- EXCERPTED PASSAGE -
* START *

Tanner Zagarino is a typical 16-year-old boy. He goes to public high school on Long Island, where he competes for the school wrestling team. He likes clothes and posting selfies with his friends. He jokes around with his mom, who gets roped into those selfies sometimes. He’s typical in every way but one: Zagarino rakes in more than $15,000 a month from social media.
His Instagram photos have attracted 439,000 fans. His tweets have drawn more than 93,000 followers. Judging from the comments on his posts, most of his fans are teen and tween girls. Advertisers consider him an “influencer,” a guy who can get people to buy stuff. Zagarino already has a fashion blog and is establishing a YouTube presence. He just started a year-long stint as a “Hot Guy” panelist for Seventeen magazine. He can pull in up to $35,000 a month from all this work, says manager Kyle Santillo.
Are you suddenly questioning your career path? You’re not alone.

* END *

- WRITTEN TASK A -
In the rows, quote the lines exactly, beginning at the row that contains "paragraph-line: 日子，姨妈要带两个小表弟从香港回来过节，我真兴奋， [147,283,807,313]" and ending after the row that contains "paragraph-line: 和表妹争灯笼玩，小表弟的灯笼是一间屋了、表妹是一条 [147,833,807,863]".

- SOURCE DATA -

* START *

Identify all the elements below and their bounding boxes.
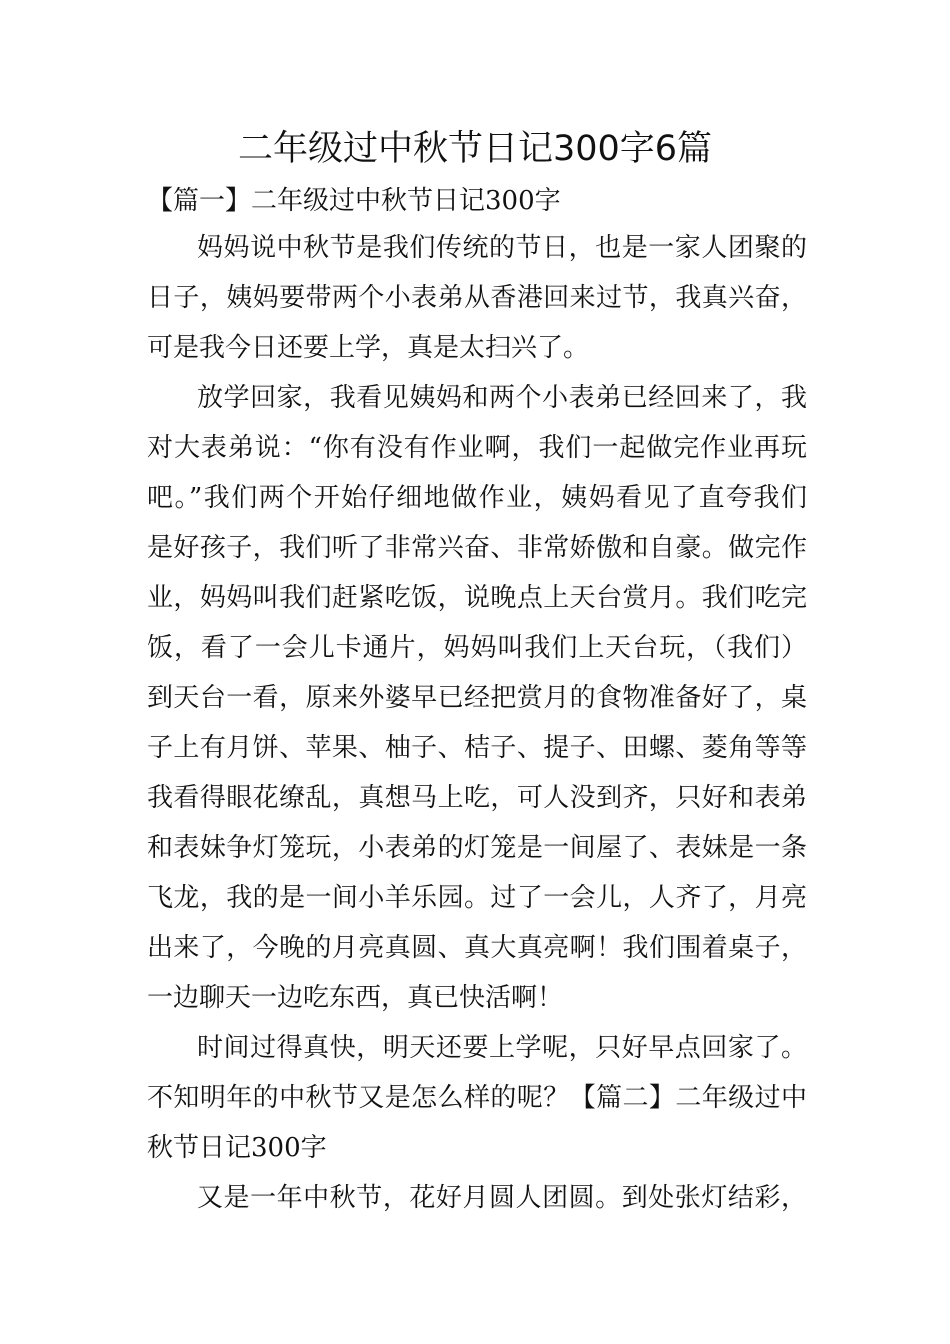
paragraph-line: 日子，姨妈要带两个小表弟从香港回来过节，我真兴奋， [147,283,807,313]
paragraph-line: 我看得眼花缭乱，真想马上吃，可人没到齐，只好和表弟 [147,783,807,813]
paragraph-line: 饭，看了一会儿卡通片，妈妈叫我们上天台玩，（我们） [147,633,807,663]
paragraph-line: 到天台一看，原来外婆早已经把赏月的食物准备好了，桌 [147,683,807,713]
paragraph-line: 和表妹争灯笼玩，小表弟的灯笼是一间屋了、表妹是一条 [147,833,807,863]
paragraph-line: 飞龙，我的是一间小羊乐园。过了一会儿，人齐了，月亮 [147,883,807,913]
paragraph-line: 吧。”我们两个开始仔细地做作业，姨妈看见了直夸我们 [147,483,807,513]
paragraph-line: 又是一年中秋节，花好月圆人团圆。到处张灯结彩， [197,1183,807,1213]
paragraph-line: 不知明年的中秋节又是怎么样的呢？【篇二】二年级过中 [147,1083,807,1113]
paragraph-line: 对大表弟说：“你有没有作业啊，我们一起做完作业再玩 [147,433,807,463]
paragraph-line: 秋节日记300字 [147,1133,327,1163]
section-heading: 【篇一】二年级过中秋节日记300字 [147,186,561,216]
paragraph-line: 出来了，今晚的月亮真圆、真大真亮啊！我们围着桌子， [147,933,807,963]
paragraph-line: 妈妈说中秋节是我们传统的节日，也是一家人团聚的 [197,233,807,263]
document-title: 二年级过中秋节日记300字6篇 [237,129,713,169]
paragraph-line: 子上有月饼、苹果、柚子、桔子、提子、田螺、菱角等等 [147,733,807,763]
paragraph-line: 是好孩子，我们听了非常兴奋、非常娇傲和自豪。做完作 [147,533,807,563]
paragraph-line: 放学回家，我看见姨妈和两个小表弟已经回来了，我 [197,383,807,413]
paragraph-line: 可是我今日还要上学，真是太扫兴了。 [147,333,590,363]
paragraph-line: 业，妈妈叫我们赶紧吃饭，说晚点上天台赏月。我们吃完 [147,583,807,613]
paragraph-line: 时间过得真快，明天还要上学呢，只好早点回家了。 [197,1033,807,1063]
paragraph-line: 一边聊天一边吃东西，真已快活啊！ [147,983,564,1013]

* END *

- WRITTEN TASK B -
List every figure written in digits in the passage about Tanner Zagarino.

- CORRECT OUTPUT A -
paragraph-line: 日子，姨妈要带两个小表弟从香港回来过节，我真兴奋， [147,283,807,313]
paragraph-line: 我看得眼花缭乱，真想马上吃，可人没到齐，只好和表弟 [147,783,807,813]
paragraph-line: 饭，看了一会儿卡通片，妈妈叫我们上天台玩，（我们） [147,633,807,663]
paragraph-line: 到天台一看，原来外婆早已经把赏月的食物准备好了，桌 [147,683,807,713]
paragraph-line: 和表妹争灯笼玩，小表弟的灯笼是一间屋了、表妹是一条 [147,833,807,863]

- CORRECT OUTPUT B -
16, $15,000, 439,000, 93,000, $35,000